> **Task to carry out**: Output the material below in full, exactly as it is.

[Begin Data to use]

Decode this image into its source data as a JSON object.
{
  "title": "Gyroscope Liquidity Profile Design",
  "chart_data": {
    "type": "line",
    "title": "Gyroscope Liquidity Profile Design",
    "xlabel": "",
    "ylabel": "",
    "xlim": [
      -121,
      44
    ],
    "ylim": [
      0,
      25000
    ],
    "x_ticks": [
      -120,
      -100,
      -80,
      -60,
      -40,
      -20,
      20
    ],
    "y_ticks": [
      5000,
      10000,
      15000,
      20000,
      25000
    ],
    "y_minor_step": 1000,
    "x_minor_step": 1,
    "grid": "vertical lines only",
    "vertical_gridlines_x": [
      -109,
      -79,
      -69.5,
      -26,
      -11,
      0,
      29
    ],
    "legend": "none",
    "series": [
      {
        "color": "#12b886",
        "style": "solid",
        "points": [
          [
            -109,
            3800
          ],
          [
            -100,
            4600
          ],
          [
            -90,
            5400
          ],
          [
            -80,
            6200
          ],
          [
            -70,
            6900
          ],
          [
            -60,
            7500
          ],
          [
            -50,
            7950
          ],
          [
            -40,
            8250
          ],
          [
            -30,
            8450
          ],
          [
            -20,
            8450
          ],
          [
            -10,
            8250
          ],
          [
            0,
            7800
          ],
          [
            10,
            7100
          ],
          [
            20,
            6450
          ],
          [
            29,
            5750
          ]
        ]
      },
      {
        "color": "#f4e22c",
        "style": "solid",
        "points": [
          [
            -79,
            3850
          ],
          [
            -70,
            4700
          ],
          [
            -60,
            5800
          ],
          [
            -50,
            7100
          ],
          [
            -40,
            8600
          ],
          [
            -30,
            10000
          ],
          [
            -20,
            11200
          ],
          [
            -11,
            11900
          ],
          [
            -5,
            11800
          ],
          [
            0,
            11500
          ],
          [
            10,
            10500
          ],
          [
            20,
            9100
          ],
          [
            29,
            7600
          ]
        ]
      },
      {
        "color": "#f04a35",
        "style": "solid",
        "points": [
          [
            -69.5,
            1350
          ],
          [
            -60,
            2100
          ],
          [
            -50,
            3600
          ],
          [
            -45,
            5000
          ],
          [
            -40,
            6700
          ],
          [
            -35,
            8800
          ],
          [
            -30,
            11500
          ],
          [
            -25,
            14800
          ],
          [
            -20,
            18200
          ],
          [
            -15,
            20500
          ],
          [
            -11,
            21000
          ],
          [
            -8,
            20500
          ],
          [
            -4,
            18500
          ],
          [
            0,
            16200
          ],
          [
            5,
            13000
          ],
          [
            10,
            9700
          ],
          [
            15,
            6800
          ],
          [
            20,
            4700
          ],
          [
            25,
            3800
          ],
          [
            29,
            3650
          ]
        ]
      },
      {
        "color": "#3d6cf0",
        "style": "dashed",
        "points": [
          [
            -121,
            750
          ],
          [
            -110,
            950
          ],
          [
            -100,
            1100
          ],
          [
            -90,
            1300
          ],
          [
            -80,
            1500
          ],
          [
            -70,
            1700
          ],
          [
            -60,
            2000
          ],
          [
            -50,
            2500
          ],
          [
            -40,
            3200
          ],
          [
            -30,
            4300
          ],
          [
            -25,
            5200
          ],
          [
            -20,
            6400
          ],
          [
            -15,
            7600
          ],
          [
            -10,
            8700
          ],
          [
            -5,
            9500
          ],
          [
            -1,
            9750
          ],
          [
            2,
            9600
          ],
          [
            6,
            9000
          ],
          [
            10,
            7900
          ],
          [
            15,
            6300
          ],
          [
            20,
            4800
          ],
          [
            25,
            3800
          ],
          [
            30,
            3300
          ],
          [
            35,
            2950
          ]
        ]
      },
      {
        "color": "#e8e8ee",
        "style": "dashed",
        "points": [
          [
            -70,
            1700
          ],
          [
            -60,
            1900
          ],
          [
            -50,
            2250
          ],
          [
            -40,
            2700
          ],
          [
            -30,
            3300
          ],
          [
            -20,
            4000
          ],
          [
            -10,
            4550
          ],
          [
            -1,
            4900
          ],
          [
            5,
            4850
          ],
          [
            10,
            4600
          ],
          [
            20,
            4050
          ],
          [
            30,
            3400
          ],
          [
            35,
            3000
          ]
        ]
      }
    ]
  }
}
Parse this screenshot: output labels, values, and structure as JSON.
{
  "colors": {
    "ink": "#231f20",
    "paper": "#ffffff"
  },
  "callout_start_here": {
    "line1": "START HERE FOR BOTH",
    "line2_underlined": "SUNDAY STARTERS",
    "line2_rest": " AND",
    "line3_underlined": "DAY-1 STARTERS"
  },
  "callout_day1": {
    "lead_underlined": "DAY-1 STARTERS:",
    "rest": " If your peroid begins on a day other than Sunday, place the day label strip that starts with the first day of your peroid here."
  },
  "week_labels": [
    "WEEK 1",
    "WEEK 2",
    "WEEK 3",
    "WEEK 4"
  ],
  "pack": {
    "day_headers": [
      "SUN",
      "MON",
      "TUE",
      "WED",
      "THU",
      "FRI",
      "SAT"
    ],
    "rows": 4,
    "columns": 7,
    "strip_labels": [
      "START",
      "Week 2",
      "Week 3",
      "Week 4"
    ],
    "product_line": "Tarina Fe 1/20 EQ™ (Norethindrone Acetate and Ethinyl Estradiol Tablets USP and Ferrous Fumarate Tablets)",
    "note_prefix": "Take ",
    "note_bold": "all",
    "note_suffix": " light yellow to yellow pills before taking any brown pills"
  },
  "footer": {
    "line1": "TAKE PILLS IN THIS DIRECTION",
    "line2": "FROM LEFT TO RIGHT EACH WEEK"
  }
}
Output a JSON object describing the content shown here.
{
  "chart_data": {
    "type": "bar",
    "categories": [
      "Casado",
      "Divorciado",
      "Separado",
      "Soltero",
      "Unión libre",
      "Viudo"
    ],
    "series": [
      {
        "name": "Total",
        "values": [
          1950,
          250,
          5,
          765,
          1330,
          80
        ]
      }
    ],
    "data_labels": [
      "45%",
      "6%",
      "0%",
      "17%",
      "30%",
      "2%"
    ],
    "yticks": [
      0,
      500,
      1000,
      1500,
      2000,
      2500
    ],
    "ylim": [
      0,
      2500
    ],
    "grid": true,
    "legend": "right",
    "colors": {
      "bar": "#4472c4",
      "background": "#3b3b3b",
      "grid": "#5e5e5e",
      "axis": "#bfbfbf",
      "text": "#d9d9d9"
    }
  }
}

[End Data to use]

> **Full output**:
Decode this image into its source data as a JSON object.
{
  "title": "Gyroscope Liquidity Profile Design",
  "chart_data": {
    "type": "line",
    "title": "Gyroscope Liquidity Profile Design",
    "xlabel": "",
    "ylabel": "",
    "xlim": [
      -121,
      44
    ],
    "ylim": [
      0,
      25000
    ],
    "x_ticks": [
      -120,
      -100,
      -80,
      -60,
      -40,
      -20,
      20
    ],
    "y_ticks": [
      5000,
      10000,
      15000,
      20000,
      25000
    ],
    "y_minor_step": 1000,
    "x_minor_step": 1,
    "grid": "vertical lines only",
    "vertical_gridlines_x": [
      -109,
      -79,
      -69.5,
      -26,
      -11,
      0,
      29
    ],
    "legend": "none",
    "series": [
      {
        "color": "#12b886",
        "style": "solid",
        "points": [
          [
            -109,
            3800
          ],
          [
            -100,
            4600
          ],
          [
            -90,
            5400
          ],
          [
            -80,
            6200
          ],
          [
            -70,
            6900
          ],
          [
            -60,
            7500
          ],
          [
            -50,
            7950
          ],
          [
            -40,
            8250
          ],
          [
            -30,
            8450
          ],
          [
            -20,
            8450
          ],
          [
            -10,
            8250
          ],
          [
            0,
            7800
          ],
          [
            10,
            7100
          ],
          [
            20,
            6450
          ],
          [
            29,
            5750
          ]
        ]
      },
      {
        "color": "#f4e22c",
        "style": "solid",
        "points": [
          [
            -79,
            3850
          ],
          [
            -70,
            4700
          ],
          [
            -60,
            5800
          ],
          [
            -50,
            7100
          ],
          [
            -40,
            8600
          ],
          [
            -30,
            10000
          ],
          [
            -20,
            11200
          ],
          [
            -11,
            11900
          ],
          [
            -5,
            11800
          ],
          [
            0,
            11500
          ],
          [
            10,
            10500
          ],
          [
            20,
            9100
          ],
          [
            29,
            7600
          ]
        ]
      },
      {
        "color": "#f04a35",
        "style": "solid",
        "points": [
          [
            -69.5,
            1350
          ],
          [
            -60,
            2100
          ],
          [
            -50,
            3600
          ],
          [
            -45,
            5000
          ],
          [
            -40,
            6700
          ],
          [
            -35,
            8800
          ],
          [
            -30,
            11500
          ],
          [
            -25,
            14800
          ],
          [
            -20,
            18200
          ],
          [
            -15,
            20500
          ],
          [
            -11,
            21000
          ],
          [
            -8,
            20500
          ],
          [
            -4,
            18500
          ],
          [
            0,
            16200
          ],
          [
            5,
            13000
          ],
          [
            10,
            9700
          ],
          [
            15,
            6800
          ],
          [
            20,
            4700
          ],
          [
            25,
            3800
          ],
          [
            29,
            3650
          ]
        ]
      },
      {
        "color": "#3d6cf0",
        "style": "dashed",
        "points": [
          [
            -121,
            750
          ],
          [
            -110,
            950
          ],
          [
            -100,
            1100
          ],
          [
            -90,
            1300
          ],
          [
            -80,
            1500
          ],
          [
            -70,
            1700
          ],
          [
            -60,
            2000
          ],
          [
            -50,
            2500
          ],
          [
            -40,
            3200
          ],
          [
            -30,
            4300
          ],
          [
            -25,
            5200
          ],
          [
            -20,
            6400
          ],
          [
            -15,
            7600
          ],
          [
            -10,
            8700
          ],
          [
            -5,
            9500
          ],
          [
            -1,
            9750
          ],
          [
            2,
            9600
          ],
          [
            6,
            9000
          ],
          [
            10,
            7900
          ],
          [
            15,
            6300
          ],
          [
            20,
            4800
          ],
          [
            25,
            3800
          ],
          [
            30,
            3300
          ],
          [
            35,
            2950
          ]
        ]
      },
      {
        "color": "#e8e8ee",
        "style": "dashed",
        "points": [
          [
            -70,
            1700
          ],
          [
            -60,
            1900
          ],
          [
            -50,
            2250
          ],
          [
            -40,
            2700
          ],
          [
            -30,
            3300
          ],
          [
            -20,
            4000
          ],
          [
            -10,
            4550
          ],
          [
            -1,
            4900
          ],
          [
            5,
            4850
          ],
          [
            10,
            4600
          ],
          [
            20,
            4050
          ],
          [
            30,
            3400
          ],
          [
            35,
            3000
          ]
        ]
      }
    ]
  }
}
Parse this screenshot: output labels, values, and structure as JSON.
{
  "colors": {
    "ink": "#231f20",
    "paper": "#ffffff"
  },
  "callout_start_here": {
    "line1": "START HERE FOR BOTH",
    "line2_underlined": "SUNDAY STARTERS",
    "line2_rest": " AND",
    "line3_underlined": "DAY-1 STARTERS"
  },
  "callout_day1": {
    "lead_underlined": "DAY-1 STARTERS:",
    "rest": " If your peroid begins on a day other than Sunday, place the day label strip that starts with the first day of your peroid here."
  },
  "week_labels": [
    "WEEK 1",
    "WEEK 2",
    "WEEK 3",
    "WEEK 4"
  ],
  "pack": {
    "day_headers": [
      "SUN",
      "MON",
      "TUE",
      "WED",
      "THU",
      "FRI",
      "SAT"
    ],
    "rows": 4,
    "columns": 7,
    "strip_labels": [
      "START",
      "Week 2",
      "Week 3",
      "Week 4"
    ],
    "product_line": "Tarina Fe 1/20 EQ™ (Norethindrone Acetate and Ethinyl Estradiol Tablets USP and Ferrous Fumarate Tablets)",
    "note_prefix": "Take ",
    "note_bold": "all",
    "note_suffix": " light yellow to yellow pills before taking any brown pills"
  },
  "footer": {
    "line1": "TAKE PILLS IN THIS DIRECTION",
    "line2": "FROM LEFT TO RIGHT EACH WEEK"
  }
}
Output a JSON object describing the content shown here.
{
  "chart_data": {
    "type": "bar",
    "categories": [
      "Casado",
      "Divorciado",
      "Separado",
      "Soltero",
      "Unión libre",
      "Viudo"
    ],
    "series": [
      {
        "name": "Total",
        "values": [
          1950,
          250,
          5,
          765,
          1330,
          80
        ]
      }
    ],
    "data_labels": [
      "45%",
      "6%",
      "0%",
      "17%",
      "30%",
      "2%"
    ],
    "yticks": [
      0,
      500,
      1000,
      1500,
      2000,
      2500
    ],
    "ylim": [
      0,
      2500
    ],
    "grid": true,
    "legend": "right",
    "colors": {
      "bar": "#4472c4",
      "background": "#3b3b3b",
      "grid": "#5e5e5e",
      "axis": "#bfbfbf",
      "text": "#d9d9d9"
    }
  }
}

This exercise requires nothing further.